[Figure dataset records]

• • • • •

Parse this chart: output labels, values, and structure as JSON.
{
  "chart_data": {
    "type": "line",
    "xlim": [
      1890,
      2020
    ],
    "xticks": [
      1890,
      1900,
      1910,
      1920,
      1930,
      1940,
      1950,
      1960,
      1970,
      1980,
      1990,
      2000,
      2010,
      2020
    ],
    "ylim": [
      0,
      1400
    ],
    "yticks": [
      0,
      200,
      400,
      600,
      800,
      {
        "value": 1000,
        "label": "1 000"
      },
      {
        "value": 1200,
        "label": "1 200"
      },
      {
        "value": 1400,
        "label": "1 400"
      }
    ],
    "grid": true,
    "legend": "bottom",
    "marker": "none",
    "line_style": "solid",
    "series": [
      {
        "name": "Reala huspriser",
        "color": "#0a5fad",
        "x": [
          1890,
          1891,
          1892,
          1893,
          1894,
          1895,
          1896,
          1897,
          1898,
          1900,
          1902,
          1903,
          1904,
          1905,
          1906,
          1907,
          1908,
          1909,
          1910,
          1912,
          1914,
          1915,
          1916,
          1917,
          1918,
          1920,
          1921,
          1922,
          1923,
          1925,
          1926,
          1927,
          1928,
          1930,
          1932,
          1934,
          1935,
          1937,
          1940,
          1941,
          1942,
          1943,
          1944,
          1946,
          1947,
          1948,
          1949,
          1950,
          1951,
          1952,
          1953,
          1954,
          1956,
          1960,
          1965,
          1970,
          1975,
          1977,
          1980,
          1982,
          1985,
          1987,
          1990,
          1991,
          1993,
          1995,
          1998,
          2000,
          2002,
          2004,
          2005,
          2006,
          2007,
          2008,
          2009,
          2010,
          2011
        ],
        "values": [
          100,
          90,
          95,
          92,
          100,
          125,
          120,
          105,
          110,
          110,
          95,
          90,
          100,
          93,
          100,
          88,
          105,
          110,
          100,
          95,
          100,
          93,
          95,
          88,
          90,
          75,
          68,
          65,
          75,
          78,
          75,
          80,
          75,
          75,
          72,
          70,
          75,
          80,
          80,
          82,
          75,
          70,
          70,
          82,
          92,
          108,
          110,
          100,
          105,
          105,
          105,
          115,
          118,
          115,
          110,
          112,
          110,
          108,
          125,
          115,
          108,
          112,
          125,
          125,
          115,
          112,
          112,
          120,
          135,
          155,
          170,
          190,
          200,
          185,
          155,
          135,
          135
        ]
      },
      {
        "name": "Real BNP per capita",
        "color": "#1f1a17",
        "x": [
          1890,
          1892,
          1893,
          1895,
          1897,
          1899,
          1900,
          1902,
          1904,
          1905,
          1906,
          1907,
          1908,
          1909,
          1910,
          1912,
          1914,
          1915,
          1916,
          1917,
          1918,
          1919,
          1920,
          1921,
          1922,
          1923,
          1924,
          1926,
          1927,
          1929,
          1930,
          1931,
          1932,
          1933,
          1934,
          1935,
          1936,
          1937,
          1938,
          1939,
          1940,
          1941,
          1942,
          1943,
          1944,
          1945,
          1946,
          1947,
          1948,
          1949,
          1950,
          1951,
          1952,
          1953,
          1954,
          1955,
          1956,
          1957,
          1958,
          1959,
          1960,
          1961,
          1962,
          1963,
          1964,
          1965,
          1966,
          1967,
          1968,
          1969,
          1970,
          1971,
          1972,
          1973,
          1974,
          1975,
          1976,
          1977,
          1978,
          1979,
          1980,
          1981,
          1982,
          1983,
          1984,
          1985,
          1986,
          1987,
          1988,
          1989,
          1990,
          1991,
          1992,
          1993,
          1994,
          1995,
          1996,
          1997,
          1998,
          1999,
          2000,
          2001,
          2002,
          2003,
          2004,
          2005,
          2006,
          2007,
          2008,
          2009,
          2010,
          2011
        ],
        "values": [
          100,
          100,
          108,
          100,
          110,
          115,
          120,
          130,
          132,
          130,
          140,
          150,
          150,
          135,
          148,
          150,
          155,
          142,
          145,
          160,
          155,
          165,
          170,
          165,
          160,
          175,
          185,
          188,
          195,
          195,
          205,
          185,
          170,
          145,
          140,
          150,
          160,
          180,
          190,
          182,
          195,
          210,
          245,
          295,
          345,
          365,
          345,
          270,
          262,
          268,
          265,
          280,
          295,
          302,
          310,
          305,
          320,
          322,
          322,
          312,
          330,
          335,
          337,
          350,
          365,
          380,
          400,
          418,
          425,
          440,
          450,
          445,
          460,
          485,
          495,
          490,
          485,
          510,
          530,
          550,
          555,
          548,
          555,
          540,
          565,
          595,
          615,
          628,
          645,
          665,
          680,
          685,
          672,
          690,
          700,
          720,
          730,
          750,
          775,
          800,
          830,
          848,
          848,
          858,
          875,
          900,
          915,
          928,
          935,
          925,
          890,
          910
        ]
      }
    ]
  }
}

• • • • •

▶ THE EXERCISE:
Where does the word "name" appear? Return each line that holds it.

▶ RESPONSE TO THE TASK:
        "name": "Reala huspriser",
        "name": "Real BNP per capita",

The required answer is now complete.